→ **TASK**
Write out each line from the data below that includes the word "chevron".

--- start of RECORDS SHOWN ---

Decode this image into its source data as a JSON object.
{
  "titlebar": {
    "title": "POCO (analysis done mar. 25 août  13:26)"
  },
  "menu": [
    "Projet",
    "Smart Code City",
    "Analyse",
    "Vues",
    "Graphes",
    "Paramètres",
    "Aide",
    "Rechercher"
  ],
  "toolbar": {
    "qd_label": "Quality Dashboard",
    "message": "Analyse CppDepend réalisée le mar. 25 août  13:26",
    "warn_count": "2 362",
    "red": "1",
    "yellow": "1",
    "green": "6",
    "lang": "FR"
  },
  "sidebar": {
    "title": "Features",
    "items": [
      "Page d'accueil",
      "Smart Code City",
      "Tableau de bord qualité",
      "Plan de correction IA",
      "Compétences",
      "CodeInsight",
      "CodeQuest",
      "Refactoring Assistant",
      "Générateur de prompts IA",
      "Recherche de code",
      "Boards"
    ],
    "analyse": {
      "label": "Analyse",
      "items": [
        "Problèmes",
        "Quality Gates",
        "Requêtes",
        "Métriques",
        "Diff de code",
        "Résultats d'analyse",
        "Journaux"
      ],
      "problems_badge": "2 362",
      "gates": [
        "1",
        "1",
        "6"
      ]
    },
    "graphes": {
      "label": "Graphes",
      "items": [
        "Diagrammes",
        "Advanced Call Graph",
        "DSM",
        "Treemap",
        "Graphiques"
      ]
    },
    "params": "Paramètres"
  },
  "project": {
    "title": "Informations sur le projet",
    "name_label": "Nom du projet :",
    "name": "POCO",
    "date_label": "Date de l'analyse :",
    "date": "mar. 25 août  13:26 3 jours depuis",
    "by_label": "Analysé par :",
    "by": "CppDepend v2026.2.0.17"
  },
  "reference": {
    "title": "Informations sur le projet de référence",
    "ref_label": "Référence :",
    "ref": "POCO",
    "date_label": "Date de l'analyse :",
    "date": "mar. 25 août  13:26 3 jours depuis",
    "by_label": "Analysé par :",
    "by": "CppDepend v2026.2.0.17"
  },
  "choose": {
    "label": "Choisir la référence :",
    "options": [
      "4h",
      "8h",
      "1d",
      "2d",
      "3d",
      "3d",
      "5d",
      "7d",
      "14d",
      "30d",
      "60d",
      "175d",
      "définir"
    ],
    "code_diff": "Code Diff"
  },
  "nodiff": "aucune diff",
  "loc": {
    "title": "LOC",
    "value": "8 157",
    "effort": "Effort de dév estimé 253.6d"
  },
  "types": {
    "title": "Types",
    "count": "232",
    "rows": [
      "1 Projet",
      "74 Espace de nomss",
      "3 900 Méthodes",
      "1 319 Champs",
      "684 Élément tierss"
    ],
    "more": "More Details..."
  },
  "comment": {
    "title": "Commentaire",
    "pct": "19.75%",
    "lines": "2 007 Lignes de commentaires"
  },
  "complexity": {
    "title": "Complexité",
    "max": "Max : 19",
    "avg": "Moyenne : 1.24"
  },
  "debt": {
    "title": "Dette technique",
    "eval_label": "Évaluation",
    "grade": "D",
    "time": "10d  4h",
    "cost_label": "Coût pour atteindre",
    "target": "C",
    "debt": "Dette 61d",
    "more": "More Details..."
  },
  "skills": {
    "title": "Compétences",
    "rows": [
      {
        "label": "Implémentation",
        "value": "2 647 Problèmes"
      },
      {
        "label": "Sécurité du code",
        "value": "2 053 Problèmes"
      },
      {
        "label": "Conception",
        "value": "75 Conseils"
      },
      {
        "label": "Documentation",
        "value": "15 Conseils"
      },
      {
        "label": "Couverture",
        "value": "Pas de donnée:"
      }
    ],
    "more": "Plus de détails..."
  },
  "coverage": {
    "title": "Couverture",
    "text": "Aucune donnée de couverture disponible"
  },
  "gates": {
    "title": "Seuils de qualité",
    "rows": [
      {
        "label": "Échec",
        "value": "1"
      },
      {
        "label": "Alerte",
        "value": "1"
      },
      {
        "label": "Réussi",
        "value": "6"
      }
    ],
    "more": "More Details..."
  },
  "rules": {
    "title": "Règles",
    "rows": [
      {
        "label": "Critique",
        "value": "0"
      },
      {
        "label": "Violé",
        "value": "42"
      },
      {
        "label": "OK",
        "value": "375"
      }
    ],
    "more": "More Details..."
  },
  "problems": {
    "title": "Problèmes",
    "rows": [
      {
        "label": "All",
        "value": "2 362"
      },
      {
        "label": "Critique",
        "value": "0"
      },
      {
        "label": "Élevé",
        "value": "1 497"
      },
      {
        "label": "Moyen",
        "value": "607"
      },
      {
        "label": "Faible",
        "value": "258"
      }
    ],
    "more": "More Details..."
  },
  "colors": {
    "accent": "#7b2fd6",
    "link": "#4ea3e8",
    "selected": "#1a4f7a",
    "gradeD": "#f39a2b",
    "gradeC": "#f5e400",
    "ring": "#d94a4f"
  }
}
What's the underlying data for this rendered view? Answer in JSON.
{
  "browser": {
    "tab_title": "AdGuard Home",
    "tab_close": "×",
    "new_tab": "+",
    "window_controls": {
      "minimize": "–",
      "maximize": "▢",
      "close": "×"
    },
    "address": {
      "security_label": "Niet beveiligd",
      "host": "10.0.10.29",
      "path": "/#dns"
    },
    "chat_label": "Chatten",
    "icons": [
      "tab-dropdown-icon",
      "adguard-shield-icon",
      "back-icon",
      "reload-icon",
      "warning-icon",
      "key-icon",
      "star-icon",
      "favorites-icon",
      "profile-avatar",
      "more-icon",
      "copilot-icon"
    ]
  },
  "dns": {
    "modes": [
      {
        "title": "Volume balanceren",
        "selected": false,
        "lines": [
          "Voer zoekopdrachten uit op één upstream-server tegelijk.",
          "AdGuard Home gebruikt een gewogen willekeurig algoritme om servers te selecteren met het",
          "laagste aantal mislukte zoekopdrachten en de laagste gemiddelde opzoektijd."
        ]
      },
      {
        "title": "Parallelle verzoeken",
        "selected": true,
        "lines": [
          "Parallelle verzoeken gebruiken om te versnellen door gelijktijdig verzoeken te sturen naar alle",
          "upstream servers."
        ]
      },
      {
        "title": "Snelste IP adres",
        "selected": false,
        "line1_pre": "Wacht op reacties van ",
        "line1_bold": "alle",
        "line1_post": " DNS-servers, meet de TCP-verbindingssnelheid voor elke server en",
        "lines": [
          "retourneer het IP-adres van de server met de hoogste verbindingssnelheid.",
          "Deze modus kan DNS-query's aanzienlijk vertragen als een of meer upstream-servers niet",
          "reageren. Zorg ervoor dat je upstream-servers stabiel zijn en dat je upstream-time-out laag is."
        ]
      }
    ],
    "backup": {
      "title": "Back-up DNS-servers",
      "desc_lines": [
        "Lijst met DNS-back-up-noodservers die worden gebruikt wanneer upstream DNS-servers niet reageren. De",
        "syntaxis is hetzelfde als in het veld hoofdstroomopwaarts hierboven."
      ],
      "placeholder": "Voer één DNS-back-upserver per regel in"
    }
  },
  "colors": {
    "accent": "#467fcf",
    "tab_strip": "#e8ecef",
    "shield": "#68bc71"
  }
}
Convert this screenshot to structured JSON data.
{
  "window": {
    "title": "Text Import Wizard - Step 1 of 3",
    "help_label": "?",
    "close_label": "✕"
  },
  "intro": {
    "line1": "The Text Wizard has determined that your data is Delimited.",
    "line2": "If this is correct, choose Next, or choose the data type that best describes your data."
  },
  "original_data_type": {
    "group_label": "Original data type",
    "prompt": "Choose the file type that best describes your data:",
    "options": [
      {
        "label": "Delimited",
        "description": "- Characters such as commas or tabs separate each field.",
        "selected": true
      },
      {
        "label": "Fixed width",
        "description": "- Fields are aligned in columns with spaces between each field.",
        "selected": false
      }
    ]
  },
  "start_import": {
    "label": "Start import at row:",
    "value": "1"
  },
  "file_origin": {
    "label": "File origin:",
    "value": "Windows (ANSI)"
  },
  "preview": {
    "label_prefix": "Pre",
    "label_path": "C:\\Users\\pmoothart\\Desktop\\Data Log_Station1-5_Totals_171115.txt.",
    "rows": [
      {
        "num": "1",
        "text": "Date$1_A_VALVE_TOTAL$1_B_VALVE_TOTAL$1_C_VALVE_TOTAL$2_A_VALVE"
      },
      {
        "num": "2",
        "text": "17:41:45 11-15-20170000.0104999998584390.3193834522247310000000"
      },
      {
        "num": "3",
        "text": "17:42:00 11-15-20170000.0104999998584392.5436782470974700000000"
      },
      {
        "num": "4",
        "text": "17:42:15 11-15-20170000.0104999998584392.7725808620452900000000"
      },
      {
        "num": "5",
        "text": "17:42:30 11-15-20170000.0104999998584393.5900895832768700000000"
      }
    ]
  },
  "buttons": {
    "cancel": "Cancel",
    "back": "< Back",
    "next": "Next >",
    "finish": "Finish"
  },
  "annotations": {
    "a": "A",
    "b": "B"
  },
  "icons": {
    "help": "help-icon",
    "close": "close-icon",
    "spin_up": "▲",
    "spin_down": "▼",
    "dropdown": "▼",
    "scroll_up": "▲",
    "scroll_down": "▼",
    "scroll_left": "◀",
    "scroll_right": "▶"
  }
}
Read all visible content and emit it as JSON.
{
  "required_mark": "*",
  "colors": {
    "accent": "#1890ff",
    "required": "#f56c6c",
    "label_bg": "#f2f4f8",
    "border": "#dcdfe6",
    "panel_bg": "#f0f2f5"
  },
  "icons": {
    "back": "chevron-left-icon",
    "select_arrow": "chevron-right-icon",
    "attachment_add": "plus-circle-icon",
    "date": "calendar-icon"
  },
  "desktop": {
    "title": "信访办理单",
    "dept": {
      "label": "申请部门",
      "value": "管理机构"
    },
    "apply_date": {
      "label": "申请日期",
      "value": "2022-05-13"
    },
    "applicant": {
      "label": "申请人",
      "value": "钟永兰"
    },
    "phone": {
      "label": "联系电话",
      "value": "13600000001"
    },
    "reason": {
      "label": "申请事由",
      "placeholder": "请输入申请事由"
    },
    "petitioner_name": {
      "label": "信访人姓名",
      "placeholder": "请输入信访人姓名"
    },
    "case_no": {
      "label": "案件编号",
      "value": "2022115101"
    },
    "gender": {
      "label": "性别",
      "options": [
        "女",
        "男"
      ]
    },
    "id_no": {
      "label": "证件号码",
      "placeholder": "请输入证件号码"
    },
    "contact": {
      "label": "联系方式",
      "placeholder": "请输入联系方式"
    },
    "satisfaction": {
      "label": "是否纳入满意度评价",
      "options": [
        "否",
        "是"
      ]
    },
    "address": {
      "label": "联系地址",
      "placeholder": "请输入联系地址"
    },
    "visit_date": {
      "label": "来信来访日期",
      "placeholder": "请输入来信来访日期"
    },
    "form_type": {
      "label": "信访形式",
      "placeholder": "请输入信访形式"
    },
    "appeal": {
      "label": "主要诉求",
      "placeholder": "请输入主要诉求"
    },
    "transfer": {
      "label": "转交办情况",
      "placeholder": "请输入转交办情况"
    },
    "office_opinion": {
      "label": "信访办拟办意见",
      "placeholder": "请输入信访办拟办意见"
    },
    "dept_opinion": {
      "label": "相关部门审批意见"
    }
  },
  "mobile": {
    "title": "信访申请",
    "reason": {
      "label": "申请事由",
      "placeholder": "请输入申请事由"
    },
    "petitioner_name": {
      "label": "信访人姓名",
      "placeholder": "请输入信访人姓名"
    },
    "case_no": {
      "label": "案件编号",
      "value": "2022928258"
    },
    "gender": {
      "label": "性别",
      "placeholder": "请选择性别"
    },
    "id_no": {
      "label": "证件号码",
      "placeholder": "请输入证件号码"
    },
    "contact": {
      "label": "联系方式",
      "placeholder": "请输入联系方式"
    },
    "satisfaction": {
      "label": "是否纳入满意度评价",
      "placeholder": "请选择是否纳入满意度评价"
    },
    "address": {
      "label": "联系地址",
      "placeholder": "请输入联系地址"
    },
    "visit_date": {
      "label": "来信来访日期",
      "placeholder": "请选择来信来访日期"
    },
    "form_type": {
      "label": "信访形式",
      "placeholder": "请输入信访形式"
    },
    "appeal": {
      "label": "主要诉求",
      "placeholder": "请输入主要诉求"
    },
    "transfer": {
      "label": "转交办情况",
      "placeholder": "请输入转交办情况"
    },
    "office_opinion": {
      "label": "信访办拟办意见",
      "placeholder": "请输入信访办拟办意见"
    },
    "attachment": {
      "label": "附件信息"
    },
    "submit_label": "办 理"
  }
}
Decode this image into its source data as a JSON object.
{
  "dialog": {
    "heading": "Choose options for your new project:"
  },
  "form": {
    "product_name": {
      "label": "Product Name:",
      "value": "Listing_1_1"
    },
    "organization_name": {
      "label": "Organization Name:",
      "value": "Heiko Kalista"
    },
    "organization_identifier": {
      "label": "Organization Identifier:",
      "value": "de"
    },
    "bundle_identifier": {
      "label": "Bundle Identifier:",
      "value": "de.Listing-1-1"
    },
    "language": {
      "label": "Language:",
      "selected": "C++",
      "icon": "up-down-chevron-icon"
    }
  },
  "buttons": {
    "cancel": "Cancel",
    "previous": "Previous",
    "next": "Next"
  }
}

--- end of RECORDS SHOWN ---

→ **FULL SOLUTION**
    "back": "chevron-left-icon",
    "select_arrow": "chevron-right-icon",
      "icon": "up-down-chevron-icon"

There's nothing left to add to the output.